[Dataset items]
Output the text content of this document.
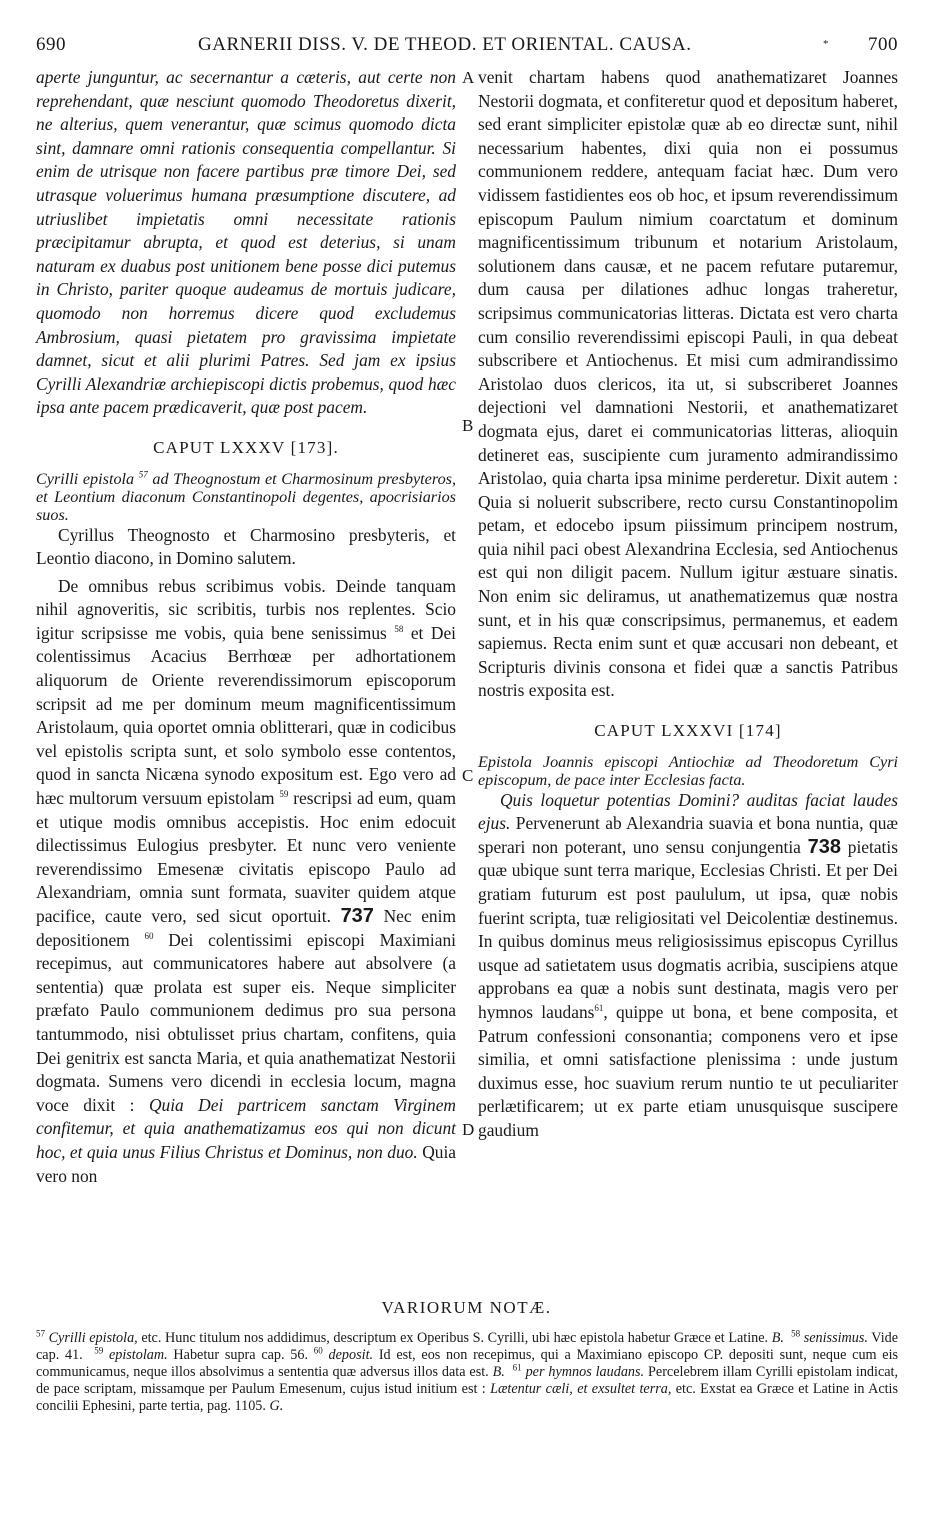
690	GARNERII DISS. V. DE THEOD. ET ORIENTAL. CAUSA.	* 700
A
B
C
D

aperte junguntur, ac secernantur a cæteris, aut certe non reprehendant, quæ nesciunt quomodo Theodoretus dixerit, ne alterius, quem venerantur, quæ scimus quomodo dicta sint, damnare omni rationis consequentia compellantur. Si enim de utrisque non facere partibus præ timore Dei, sed utrasque voluerimus humana præsumptione discutere, ad utriuslibet impietatis omni necessitate rationis præcipitamur abrupta, et quod est deterius, si unam naturam ex duabus post unitionem bene posse dici putemus in Christo, pariter quoque audeamus de mortuis judicare, quomodo non horremus dicere quod excludemus Ambrosium, quasi pietatem pro gravissima impietate damnet, sicut et alii plurimi Patres. Sed jam ex ipsius Cyrilli Alexandriæ archiepiscopi dictis probemus, quod hæc ipsa ante pacem prædicaverit, quæ post pacem.

CAPUT LXXXV [173].

Cyrilli epistola $^{57}$ ad Theognostum et Charmosinum presbyteros, et Leontium diaconum Constantinopoli degentes, apocrisiarios suos.

Cyrillus Theognosto et Charmosino presbyteris, et Leontio diacono, in Domino salutem.

De omnibus rebus scribimus vobis. Deinde tanquam nihil agnoveritis, sic scribitis, turbis nos replentes. Scio igitur scripsisse me vobis, quia bene senissimus $^{58}$ et Dei colentissimus Acacius Berrhœæ per adhortationem aliquorum de Oriente reverendissimorum episcoporum scripsit ad me per dominum meum magnificentissimum Aristolaum, quia oportet omnia oblitterari, quæ in codicibus vel epistolis scripta sunt, et solo symbolo esse contentos, quod in sancta Nicæna synodo expositum est. Ego vero ad hæc multorum versuum epistolam $^{59}$ rescripsi ad eum, quam et utique modis omnibus accepistis. Hoc enim edocuit dilectissimus Eulogius presbyter. Et nunc vero veniente reverendissimo Emesenæ civitatis episcopo Paulo ad Alexandriam, omnia sunt formata, suaviter quidem atque pacifice, caute vero, sed sicut oportuit. 737 Nec enim depositionem $^{60}$ Dei colentissimi episcopi Maximiani recepimus, aut communicatores habere aut absolvere (a sententia) quæ prolata est super eis. Neque simpliciter præfato Paulo communionem dedimus pro sua persona tantummodo, nisi obtulisset prius chartam, confitens, quia Dei genitrix est sancta Maria, et quia anathematizat Nestorii dogmata. Sumens vero dicendi in ecclesia locum, magna voce dixit : Quia Dei partricem sanctam Virginem confitemur, et quia anathematizamus eos qui non dicunt hoc, et quia unus Filius Christus et Dominus, non duo. Quia vero non

venit chartam habens quod anathematizaret Joannes Nestorii dogmata, et confiteretur quod et depositum haberet, sed erant simpliciter epistolæ quæ ab eo directæ sunt, nihil necessarium habentes, dixi quia non ei possumus communionem reddere, antequam faciat hæc. Dum vero vidissem fastidientes eos ob hoc, et ipsum reverendissimum episcopum Paulum nimium coarctatum et dominum magnificentissimum tribunum et notarium Aristolaum, solutionem dans causæ, et ne pacem refutare putaremur, dum causa per dilationes adhuc longas traheretur, scripsimus communicatorias litteras. Dictata est vero charta cum consilio reverendissimi episcopi Pauli, in qua debeat subscribere et Antiochenus. Et misi cum admirandissimo Aristolao duos clericos, ita ut, si subscriberet Joannes dejectioni vel damnationi Nestorii, et anathematizaret dogmata ejus, daret ei communicatorias litteras, alioquin detineret eas, suscipiente cum juramento admirandissimo Aristolao, quia charta ipsa minime perderetur. Dixit autem : Quia si noluerit subscribere, recto cursu Constantinopolim petam, et edocebo ipsum piissimum principem nostrum, quia nihil paci obest Alexandrina Ecclesia, sed Antiochenus est qui non diligit pacem. Nullum igitur æstuare sinatis. Non enim sic deliramus, ut anathematizemus quæ nostra sunt, et in his quæ conscripsimus, permanemus, et eadem sapiemus. Recta enim sunt et quæ accusari non debeant, et Scripturis divinis consona et fidei quæ a sanctis Patribus nostris exposita est.

CAPUT LXXXVI [174]

Epistola Joannis episcopi Antiochiæ ad Theodoretum Cyri episcopum, de pace inter Ecclesias facta.

Quis loquetur potentias Domini? auditas faciat laudes ejus. Pervenerunt ab Alexandria suavia et bona nuntia, quæ sperari non poterant, uno sensu conjungentia 738 pietatis quæ ubique sunt terra marique, Ecclesias Christi. Et per Dei gratiam futurum est post paululum, ut ipsa, quæ nobis fuerint scripta, tuæ religiositati vel Deicolentiæ destinemus. In quibus dominus meus religiosissimus episcopus Cyrillus usque ad satietatem usus dogmatis acribia, suscipiens atque approbans ea quæ a nobis sunt destinata, magis vero per hymnos laudans$^{61}$, quippe ut bona, et bene composita, et Patrum confessioni consonantia; componens vero et ipse similia, et omni satisfactione plenissima : unde justum duximus esse, hoc suavium rerum nuntio te ut peculiariter perlætificarem; ut ex parte etiam unusquisque suscipere gaudium

VARIORUM NOTÆ.
$^{57}$ Cyrilli epistola, etc. Hunc titulum nos addidimus, descriptum ex Operibus S. Cyrilli, ubi hæc epistola habetur Græce et Latine. B. $^{58}$ senissimus. Vide cap. 41. $^{59}$ epistolam. Habetur supra cap. 56. $^{60}$ deposit. Id est, eos non recepimus, qui a Maximiano episcopo CP. depositi sunt, neque cum eis communicamus, neque illos absolvimus a sententia quæ adversus illos data est. B. $^{61}$ per hymnos laudans. Percelebrem illam Cyrilli epistolam indicat, de pace scriptam, missamque per Paulum Emesenum, cujus istud initium est : Lætentur cæli, et exsultet terra, etc. Exstat ea Græce et Latine in Actis concilii Ephesini, parte tertia, pag. 1105. G.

**Exercise task**
Look through the records and gather every line containing "Ecclesias".

**Written answer**
Epistola Joannis episcopi Antiochiæ ad Theodoretum Cyri episcopum, de pace inter Ecclesias facta.
Quis loquetur potentias Domini? auditas faciat laudes ejus. Pervenerunt ab Alexandria suavia et bona nuntia, quæ sperari non poterant, uno sensu conjungentia 738 pietatis quæ ubique sunt terra marique, Ecclesias Christi. Et per Dei gratiam futurum est post paululum, ut ipsa, quæ nobis fuerint scripta, tuæ religiositati vel Deicolentiæ destinemus. In quibus dominus meus religiosissimus episcopus Cyrillus usque ad satietatem usus dogmatis acribia, suscipiens atque approbans ea quæ a nobis sunt destinata, magis vero per hymnos laudans$^{61}$, quippe ut bona, et bene composita, et Patrum confessioni consonantia; componens vero et ipse similia, et omni satisfactione plenissima : unde justum duximus esse, hoc suavium rerum nuntio te ut peculiariter perlætificarem; ut ex parte etiam unusquisque suscipere gaudium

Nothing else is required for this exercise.